> [What is being asked]:
Find the lines containing "latest" and say how many there are, with no other words.

## START Dataset entries

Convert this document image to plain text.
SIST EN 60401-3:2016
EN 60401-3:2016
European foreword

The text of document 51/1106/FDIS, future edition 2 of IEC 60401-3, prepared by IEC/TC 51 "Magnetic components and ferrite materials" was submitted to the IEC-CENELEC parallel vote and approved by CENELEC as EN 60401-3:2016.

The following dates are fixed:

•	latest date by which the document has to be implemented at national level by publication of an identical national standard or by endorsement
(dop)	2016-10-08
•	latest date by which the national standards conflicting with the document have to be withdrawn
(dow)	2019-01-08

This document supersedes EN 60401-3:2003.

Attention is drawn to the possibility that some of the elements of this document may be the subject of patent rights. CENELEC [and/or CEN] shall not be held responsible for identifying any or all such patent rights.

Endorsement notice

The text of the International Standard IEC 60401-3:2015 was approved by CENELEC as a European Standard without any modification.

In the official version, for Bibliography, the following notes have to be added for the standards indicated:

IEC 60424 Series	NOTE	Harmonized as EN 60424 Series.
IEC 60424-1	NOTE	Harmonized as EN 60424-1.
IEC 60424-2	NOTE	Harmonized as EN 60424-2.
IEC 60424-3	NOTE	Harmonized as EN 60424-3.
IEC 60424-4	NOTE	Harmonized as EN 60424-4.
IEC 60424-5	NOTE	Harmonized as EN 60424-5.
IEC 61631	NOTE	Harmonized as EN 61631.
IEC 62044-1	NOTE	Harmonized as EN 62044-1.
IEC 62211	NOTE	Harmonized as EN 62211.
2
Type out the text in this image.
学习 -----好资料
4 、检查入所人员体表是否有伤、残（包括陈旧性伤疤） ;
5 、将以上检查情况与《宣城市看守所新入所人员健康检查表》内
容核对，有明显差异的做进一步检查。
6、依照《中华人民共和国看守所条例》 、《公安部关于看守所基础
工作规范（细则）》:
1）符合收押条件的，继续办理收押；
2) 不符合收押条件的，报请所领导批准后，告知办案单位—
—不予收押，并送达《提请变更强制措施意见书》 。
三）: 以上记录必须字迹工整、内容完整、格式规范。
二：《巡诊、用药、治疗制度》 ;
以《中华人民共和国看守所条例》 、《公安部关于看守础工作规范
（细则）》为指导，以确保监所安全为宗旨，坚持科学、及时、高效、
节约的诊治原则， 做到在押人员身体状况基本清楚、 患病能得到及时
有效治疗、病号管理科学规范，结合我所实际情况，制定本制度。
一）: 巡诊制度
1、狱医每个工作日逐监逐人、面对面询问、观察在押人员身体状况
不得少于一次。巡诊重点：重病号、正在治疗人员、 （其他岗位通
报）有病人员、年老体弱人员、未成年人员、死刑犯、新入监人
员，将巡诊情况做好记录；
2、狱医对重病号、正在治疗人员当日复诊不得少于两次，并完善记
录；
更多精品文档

## END Dataset entries

> [Written solution]:
2